◆ **Prompt**
Return all of the lines below exactly as they are.

◆ **Provided data**
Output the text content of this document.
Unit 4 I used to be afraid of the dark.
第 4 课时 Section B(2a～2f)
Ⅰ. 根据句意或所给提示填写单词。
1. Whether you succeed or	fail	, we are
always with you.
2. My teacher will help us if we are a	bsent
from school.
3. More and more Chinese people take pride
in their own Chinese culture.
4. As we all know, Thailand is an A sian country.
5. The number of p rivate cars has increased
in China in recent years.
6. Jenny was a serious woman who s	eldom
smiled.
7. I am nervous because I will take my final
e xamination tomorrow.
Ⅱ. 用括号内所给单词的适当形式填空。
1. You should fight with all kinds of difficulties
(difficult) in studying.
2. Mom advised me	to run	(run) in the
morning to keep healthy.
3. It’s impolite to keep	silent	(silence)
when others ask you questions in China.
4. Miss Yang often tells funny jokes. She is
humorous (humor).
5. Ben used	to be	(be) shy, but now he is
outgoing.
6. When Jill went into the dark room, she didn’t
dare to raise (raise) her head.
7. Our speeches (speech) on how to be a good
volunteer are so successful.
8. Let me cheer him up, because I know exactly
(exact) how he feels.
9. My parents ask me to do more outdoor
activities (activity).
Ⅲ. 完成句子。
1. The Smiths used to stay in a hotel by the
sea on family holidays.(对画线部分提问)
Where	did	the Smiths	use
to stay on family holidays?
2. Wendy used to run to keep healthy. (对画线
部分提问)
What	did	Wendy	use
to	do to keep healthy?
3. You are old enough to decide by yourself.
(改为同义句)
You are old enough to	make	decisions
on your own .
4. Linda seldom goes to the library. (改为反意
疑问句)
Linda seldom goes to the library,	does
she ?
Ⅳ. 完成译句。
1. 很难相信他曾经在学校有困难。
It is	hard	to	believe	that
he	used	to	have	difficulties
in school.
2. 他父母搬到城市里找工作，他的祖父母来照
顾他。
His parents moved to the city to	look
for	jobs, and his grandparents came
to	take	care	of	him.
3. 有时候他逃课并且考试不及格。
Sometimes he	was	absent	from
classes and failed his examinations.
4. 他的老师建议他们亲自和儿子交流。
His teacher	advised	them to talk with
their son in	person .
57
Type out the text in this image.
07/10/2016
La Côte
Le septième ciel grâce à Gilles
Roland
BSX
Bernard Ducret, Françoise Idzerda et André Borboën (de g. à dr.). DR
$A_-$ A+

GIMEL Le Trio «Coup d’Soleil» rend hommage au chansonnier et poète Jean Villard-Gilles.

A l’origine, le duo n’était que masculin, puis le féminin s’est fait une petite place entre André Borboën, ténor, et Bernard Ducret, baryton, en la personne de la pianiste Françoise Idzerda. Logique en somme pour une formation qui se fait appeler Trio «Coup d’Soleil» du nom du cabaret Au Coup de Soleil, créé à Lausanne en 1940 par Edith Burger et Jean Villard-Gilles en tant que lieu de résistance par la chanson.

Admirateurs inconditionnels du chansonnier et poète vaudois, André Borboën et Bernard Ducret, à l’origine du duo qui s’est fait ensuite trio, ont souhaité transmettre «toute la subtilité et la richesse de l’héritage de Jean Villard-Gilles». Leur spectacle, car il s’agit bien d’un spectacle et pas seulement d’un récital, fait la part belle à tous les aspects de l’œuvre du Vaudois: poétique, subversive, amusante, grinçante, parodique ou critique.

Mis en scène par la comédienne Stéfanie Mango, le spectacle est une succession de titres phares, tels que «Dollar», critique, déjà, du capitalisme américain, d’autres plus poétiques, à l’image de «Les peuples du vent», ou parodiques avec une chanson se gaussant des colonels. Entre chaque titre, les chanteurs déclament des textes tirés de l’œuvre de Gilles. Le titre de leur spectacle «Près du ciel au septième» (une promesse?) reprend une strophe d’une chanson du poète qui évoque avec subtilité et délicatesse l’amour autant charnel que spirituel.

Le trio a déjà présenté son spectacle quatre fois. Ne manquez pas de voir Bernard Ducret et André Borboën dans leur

◆ **Solution to this task**
Output the text content of this document.
Unit 4 I used to be afraid of the dark.
第 4 课时 Section B(2a～2f)
Ⅰ. 根据句意或所给提示填写单词。
1. Whether you succeed or	fail	, we are
always with you.
2. My teacher will help us if we are a	bsent
from school.
3. More and more Chinese people take pride
in their own Chinese culture.
4. As we all know, Thailand is an A sian country.
5. The number of p rivate cars has increased
in China in recent years.
6. Jenny was a serious woman who s	eldom
smiled.
7. I am nervous because I will take my final
e xamination tomorrow.
Ⅱ. 用括号内所给单词的适当形式填空。
1. You should fight with all kinds of difficulties
(difficult) in studying.
2. Mom advised me	to run	(run) in the
morning to keep healthy.
3. It’s impolite to keep	silent	(silence)
when others ask you questions in China.
4. Miss Yang often tells funny jokes. She is
humorous (humor).
5. Ben used	to be	(be) shy, but now he is
outgoing.
6. When Jill went into the dark room, she didn’t
dare to raise (raise) her head.
7. Our speeches (speech) on how to be a good
volunteer are so successful.
8. Let me cheer him up, because I know exactly
(exact) how he feels.
9. My parents ask me to do more outdoor
activities (activity).
Ⅲ. 完成句子。
1. The Smiths used to stay in a hotel by the
sea on family holidays.(对画线部分提问)
Where	did	the Smiths	use
to stay on family holidays?
2. Wendy used to run to keep healthy. (对画线
部分提问)
What	did	Wendy	use
to	do to keep healthy?
3. You are old enough to decide by yourself.
(改为同义句)
You are old enough to	make	decisions
on your own .
4. Linda seldom goes to the library. (改为反意
疑问句)
Linda seldom goes to the library,	does
she ?
Ⅳ. 完成译句。
1. 很难相信他曾经在学校有困难。
It is	hard	to	believe	that
he	used	to	have	difficulties
in school.
2. 他父母搬到城市里找工作，他的祖父母来照
顾他。
His parents moved to the city to	look
for	jobs, and his grandparents came
to	take	care	of	him.
3. 有时候他逃课并且考试不及格。
Sometimes he	was	absent	from
classes and failed his examinations.
4. 他的老师建议他们亲自和儿子交流。
His teacher	advised	them to talk with
their son in	person .
57
Type out the text in this image.
07/10/2016
La Côte
Le septième ciel grâce à Gilles
Roland
BSX
Bernard Ducret, Françoise Idzerda et André Borboën (de g. à dr.). DR
$A_-$ A+

GIMEL Le Trio «Coup d’Soleil» rend hommage au chansonnier et poète Jean Villard-Gilles.

A l’origine, le duo n’était que masculin, puis le féminin s’est fait une petite place entre André Borboën, ténor, et Bernard Ducret, baryton, en la personne de la pianiste Françoise Idzerda. Logique en somme pour une formation qui se fait appeler Trio «Coup d’Soleil» du nom du cabaret Au Coup de Soleil, créé à Lausanne en 1940 par Edith Burger et Jean Villard-Gilles en tant que lieu de résistance par la chanson.

Admirateurs inconditionnels du chansonnier et poète vaudois, André Borboën et Bernard Ducret, à l’origine du duo qui s’est fait ensuite trio, ont souhaité transmettre «toute la subtilité et la richesse de l’héritage de Jean Villard-Gilles». Leur spectacle, car il s’agit bien d’un spectacle et pas seulement d’un récital, fait la part belle à tous les aspects de l’œuvre du Vaudois: poétique, subversive, amusante, grinçante, parodique ou critique.

Mis en scène par la comédienne Stéfanie Mango, le spectacle est une succession de titres phares, tels que «Dollar», critique, déjà, du capitalisme américain, d’autres plus poétiques, à l’image de «Les peuples du vent», ou parodiques avec une chanson se gaussant des colonels. Entre chaque titre, les chanteurs déclament des textes tirés de l’œuvre de Gilles. Le titre de leur spectacle «Près du ciel au septième» (une promesse?) reprend une strophe d’une chanson du poète qui évoque avec subtilité et délicatesse l’amour autant charnel que spirituel.

Le trio a déjà présenté son spectacle quatre fois. Ne manquez pas de voir Bernard Ducret et André Borboën dans leur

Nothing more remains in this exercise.